**Given instruction:** Find the word "Volcánicos" in the data. Return every line where it appears.

**Rows:**

>>>>

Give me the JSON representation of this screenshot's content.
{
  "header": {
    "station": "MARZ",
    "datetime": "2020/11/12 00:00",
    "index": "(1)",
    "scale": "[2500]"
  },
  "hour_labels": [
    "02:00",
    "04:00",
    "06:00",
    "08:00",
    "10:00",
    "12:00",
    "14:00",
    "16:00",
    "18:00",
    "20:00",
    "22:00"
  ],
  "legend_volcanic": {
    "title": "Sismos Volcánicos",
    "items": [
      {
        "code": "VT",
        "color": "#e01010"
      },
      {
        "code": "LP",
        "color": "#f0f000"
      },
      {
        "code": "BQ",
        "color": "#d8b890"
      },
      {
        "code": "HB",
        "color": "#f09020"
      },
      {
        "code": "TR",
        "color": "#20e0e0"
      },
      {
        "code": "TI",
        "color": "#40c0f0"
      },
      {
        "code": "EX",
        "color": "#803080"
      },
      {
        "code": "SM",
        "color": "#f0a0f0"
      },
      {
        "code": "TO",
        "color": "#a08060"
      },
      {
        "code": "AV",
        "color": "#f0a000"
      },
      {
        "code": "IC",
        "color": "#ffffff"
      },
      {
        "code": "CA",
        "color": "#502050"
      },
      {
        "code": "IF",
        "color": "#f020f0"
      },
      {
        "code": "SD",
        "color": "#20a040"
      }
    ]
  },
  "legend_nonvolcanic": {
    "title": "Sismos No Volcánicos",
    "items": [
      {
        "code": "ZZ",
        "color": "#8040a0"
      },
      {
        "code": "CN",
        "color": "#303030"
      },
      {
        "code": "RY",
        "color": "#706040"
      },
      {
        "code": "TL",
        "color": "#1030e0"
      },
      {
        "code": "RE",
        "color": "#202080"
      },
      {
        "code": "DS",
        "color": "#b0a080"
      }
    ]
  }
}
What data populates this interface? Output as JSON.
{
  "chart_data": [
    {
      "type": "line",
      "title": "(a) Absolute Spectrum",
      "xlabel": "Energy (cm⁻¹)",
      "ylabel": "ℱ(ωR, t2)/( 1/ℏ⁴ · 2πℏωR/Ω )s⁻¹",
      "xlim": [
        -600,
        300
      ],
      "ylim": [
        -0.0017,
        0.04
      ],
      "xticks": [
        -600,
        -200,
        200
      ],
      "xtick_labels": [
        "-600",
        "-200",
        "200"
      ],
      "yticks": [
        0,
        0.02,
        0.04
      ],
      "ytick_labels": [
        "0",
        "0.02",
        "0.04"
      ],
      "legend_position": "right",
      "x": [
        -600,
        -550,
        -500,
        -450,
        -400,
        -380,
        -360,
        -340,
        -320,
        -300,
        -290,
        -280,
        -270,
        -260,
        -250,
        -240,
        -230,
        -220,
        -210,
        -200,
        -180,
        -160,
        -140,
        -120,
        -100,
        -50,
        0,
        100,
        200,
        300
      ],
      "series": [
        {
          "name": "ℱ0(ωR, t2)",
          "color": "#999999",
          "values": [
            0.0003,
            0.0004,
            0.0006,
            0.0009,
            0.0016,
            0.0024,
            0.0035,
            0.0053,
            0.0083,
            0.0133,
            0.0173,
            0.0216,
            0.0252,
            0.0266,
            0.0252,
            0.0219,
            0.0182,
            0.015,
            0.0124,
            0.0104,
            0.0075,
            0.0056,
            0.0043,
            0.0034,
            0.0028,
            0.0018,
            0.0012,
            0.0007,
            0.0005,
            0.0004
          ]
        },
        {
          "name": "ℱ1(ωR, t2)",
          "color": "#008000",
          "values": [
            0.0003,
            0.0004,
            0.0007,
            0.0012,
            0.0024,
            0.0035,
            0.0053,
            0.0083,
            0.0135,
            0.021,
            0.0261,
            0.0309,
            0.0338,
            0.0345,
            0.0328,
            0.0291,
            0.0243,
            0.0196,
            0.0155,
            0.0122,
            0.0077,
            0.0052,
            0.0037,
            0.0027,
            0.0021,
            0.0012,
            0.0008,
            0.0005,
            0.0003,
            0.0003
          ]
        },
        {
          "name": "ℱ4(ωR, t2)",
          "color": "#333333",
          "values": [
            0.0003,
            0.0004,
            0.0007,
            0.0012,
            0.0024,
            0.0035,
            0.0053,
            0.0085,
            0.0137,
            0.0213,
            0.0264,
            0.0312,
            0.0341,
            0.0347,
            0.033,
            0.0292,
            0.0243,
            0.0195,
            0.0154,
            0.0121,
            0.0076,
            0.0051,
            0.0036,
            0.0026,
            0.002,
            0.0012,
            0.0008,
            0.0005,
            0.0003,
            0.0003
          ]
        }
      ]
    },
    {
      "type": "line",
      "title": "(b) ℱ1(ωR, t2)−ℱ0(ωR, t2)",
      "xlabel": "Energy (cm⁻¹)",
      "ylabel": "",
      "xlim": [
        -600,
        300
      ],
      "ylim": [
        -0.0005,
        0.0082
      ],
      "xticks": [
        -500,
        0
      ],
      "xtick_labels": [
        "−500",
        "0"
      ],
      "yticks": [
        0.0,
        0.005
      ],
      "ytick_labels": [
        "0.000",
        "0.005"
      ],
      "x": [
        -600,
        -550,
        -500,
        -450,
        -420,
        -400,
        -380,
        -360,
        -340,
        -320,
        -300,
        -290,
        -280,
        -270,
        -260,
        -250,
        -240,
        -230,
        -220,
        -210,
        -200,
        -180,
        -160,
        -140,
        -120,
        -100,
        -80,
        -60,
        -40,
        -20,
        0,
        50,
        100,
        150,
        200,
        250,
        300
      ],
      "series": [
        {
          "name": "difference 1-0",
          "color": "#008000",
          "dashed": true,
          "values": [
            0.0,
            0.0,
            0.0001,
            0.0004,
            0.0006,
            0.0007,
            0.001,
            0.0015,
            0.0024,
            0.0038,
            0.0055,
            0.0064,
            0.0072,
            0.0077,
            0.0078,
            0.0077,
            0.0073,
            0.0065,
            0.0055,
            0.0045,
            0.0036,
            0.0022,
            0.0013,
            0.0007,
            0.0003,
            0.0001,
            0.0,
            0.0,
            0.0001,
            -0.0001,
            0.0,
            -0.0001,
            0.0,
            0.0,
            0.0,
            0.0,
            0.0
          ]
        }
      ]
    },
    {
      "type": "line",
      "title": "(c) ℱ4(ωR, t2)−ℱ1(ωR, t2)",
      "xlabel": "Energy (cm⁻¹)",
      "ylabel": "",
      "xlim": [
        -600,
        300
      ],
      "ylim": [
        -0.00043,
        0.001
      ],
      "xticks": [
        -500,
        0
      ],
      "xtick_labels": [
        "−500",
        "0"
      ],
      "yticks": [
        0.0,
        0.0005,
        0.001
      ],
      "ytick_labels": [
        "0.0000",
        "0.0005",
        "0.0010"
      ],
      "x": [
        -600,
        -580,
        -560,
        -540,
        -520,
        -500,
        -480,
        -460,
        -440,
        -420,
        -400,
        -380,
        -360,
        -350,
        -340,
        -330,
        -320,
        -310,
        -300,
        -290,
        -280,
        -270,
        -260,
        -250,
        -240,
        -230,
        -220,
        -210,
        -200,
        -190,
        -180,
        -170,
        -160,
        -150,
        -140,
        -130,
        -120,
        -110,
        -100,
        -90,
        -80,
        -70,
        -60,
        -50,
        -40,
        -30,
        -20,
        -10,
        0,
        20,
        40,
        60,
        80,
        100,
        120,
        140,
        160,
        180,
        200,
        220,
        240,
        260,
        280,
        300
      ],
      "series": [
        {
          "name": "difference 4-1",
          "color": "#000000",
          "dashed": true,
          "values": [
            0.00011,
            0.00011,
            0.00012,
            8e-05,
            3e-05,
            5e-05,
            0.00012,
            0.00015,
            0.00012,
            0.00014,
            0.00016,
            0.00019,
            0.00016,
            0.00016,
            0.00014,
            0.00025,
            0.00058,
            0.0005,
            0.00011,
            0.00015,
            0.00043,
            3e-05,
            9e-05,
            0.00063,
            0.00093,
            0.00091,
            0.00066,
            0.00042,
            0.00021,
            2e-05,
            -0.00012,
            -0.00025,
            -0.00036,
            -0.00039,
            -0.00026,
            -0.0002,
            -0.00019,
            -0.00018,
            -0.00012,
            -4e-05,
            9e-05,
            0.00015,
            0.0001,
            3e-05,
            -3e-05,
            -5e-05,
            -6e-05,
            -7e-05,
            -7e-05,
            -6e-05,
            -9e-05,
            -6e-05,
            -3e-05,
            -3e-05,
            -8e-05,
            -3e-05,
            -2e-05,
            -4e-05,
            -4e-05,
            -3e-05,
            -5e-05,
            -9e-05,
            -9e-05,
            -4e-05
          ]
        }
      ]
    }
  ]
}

<<<<

**Solution to the problem:**
    "title": "Sismos Volcánicos",
    "title": "Sismos No Volcánicos",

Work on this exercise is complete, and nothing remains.